**SET EXERCISE**. Collect every line of the records below that contains the word "image".

Records that describe figures:
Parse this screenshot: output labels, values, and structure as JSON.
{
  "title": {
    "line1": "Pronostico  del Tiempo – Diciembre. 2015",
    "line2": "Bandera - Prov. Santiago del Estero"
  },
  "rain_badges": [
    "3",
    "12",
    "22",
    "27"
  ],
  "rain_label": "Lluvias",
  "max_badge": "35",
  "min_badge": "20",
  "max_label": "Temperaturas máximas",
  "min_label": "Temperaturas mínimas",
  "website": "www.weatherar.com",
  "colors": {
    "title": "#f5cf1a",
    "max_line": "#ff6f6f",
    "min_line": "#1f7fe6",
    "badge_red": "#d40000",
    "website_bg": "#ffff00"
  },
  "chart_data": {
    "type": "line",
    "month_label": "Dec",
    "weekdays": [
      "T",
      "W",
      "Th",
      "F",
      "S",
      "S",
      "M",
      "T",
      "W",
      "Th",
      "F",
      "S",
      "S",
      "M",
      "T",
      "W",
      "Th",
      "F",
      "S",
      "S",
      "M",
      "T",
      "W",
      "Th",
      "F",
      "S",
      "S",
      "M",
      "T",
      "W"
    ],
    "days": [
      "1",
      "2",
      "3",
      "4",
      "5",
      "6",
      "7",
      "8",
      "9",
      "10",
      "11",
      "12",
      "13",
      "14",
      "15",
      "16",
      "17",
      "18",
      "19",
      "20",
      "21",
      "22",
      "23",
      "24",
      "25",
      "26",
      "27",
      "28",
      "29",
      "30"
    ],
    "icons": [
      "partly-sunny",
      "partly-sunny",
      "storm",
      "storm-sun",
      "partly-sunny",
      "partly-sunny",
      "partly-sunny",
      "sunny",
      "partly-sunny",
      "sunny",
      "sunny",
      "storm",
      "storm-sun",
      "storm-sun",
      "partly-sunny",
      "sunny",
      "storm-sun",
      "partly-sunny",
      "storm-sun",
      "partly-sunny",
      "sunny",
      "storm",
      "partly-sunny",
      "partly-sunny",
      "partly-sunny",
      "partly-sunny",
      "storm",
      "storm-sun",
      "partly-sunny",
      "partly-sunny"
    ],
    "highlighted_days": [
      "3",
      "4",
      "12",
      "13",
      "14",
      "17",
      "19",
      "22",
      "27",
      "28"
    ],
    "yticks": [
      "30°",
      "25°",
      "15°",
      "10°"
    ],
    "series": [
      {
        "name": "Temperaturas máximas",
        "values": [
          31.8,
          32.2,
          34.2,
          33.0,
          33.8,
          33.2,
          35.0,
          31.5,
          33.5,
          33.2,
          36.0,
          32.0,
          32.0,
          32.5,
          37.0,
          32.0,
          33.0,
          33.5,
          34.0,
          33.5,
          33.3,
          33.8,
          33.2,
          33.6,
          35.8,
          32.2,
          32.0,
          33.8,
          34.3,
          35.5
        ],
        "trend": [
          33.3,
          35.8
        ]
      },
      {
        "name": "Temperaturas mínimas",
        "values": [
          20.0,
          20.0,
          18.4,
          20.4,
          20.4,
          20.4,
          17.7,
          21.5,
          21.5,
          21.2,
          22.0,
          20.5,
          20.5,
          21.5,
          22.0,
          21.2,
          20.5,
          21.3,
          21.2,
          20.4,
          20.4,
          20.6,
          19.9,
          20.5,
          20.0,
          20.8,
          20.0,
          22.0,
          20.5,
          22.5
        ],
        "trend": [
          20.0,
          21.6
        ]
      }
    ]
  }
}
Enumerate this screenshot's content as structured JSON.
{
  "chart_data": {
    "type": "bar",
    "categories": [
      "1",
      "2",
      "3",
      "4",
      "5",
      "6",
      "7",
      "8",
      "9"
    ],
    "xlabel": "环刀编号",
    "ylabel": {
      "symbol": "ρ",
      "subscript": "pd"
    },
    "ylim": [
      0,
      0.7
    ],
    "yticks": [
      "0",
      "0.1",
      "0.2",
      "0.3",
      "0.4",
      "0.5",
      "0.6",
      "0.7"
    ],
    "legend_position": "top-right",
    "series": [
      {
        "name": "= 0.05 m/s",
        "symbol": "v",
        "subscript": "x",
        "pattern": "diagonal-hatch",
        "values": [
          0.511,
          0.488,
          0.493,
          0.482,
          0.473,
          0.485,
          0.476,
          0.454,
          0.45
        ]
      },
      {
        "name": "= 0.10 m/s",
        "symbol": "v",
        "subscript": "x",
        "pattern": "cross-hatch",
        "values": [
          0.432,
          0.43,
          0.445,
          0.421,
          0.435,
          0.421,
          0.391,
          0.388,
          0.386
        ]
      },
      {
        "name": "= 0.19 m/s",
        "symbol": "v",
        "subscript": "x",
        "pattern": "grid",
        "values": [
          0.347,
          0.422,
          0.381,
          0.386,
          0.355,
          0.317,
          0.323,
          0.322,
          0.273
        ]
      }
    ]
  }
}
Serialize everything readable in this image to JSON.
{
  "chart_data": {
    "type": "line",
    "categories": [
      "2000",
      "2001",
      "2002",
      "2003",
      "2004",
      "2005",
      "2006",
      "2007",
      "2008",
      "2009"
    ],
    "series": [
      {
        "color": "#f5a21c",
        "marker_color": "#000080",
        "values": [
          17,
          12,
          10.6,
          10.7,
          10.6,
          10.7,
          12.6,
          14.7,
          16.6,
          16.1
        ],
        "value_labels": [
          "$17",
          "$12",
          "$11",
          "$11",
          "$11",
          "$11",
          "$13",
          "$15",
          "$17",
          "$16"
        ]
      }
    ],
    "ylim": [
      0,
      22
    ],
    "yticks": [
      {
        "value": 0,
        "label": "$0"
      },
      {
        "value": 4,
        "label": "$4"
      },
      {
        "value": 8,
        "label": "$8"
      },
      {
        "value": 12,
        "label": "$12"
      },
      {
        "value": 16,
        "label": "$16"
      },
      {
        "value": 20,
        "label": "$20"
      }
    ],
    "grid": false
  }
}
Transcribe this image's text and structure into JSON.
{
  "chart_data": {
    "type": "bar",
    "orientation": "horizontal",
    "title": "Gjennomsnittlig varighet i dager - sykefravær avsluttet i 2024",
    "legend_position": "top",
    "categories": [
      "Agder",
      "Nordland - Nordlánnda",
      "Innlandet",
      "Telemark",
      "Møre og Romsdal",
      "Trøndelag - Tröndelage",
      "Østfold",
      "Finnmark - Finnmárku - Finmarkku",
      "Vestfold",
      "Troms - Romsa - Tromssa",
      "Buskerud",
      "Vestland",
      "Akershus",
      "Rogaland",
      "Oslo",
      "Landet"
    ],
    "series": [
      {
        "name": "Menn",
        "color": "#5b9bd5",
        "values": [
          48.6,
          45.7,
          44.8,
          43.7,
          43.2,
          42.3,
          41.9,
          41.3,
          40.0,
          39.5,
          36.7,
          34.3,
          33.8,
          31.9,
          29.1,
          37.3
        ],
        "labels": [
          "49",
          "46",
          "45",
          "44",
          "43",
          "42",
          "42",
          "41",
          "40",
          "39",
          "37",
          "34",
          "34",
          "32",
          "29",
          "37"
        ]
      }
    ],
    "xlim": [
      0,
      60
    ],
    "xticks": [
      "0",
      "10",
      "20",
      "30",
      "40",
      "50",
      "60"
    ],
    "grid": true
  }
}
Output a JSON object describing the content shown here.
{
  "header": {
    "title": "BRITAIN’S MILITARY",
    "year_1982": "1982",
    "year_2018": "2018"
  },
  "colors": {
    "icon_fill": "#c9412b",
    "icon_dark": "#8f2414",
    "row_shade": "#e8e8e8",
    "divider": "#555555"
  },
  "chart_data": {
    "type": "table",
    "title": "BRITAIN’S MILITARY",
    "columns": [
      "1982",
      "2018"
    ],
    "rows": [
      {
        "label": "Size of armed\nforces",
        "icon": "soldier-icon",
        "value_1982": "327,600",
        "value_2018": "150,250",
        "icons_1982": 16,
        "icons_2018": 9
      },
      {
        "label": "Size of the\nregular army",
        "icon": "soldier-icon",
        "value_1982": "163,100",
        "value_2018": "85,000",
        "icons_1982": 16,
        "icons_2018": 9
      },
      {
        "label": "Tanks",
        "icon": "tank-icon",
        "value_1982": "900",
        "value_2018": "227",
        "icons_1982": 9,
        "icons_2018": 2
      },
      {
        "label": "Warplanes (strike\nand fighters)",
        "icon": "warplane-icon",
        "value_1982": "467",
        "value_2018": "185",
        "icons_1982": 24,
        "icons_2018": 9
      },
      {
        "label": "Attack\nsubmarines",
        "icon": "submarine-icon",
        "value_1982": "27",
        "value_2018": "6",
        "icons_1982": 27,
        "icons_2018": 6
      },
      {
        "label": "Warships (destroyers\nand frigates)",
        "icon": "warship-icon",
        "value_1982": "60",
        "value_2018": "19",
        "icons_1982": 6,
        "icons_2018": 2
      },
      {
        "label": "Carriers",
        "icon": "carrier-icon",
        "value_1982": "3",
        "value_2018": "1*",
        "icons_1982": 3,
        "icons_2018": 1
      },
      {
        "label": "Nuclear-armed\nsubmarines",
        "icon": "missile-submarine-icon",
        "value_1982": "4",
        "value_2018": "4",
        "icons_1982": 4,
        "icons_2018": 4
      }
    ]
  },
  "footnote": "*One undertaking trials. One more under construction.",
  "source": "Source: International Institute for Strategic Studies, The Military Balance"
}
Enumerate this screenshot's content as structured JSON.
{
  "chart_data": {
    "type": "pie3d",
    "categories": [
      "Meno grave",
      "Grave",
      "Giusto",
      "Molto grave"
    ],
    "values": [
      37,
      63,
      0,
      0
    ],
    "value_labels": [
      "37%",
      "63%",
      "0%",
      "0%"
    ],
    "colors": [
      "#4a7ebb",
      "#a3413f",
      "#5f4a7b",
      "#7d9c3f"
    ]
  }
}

**COMPLETED EXERCISE**.
Serialize everything readable in this image to JSON.
Transcribe this image's text and structure into JSON.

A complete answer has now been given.